▸ EXERCISE GOAL
Please pull out every line that includes the string "JSON".

** Start of DATA **

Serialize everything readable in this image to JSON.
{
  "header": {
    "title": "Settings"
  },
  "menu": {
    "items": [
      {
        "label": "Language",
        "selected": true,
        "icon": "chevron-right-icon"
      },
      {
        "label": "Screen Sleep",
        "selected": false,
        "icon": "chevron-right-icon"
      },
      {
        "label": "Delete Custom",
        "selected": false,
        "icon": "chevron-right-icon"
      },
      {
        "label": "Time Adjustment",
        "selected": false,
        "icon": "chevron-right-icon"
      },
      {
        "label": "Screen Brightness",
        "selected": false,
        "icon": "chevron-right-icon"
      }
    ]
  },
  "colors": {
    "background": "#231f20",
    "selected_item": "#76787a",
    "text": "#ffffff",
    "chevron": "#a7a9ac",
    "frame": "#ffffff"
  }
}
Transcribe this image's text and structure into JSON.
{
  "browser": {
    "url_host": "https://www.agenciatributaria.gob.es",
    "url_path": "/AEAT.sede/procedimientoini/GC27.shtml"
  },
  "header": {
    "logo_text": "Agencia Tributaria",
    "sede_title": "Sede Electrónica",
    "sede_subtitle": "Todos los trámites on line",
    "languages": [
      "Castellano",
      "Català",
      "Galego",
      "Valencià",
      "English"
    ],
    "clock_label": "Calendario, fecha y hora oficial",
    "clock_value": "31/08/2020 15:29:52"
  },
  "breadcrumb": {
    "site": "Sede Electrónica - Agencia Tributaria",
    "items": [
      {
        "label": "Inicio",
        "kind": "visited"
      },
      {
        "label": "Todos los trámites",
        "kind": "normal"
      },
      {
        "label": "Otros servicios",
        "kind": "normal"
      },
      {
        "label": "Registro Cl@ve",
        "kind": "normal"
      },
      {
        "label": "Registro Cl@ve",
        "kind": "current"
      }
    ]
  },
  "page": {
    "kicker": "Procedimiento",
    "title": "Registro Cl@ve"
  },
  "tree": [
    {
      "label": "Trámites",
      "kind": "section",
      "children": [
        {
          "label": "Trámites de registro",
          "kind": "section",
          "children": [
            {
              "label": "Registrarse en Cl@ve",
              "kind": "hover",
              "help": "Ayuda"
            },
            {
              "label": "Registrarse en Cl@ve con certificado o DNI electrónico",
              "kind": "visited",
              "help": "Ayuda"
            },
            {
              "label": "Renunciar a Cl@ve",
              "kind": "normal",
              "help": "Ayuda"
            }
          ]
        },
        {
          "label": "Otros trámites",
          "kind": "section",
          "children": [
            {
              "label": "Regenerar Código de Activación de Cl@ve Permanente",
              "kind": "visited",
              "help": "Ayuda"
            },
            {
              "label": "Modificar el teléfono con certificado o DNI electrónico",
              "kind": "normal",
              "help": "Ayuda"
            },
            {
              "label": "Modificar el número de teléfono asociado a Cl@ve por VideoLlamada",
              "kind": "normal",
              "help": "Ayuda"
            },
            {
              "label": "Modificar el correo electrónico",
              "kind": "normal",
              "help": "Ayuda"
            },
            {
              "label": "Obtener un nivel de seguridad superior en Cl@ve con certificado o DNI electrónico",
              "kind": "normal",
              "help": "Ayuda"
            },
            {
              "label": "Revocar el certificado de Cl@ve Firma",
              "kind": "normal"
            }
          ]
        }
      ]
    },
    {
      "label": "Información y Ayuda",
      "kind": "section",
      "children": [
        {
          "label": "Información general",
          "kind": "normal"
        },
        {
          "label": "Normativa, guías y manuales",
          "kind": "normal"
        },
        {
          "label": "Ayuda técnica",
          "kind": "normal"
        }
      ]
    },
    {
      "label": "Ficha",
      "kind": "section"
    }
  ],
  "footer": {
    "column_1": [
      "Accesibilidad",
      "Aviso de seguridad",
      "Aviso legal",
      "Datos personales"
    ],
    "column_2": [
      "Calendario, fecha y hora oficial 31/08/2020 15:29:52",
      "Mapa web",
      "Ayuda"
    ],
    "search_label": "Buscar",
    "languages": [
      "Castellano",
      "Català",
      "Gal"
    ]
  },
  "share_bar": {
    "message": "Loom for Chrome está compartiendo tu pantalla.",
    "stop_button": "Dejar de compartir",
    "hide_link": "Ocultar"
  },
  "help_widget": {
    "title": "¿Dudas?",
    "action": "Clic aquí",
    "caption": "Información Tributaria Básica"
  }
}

** End of DATA **

▸ RESULT
Serialize everything readable in this image to JSON.
Transcribe this image's text and structure into JSON.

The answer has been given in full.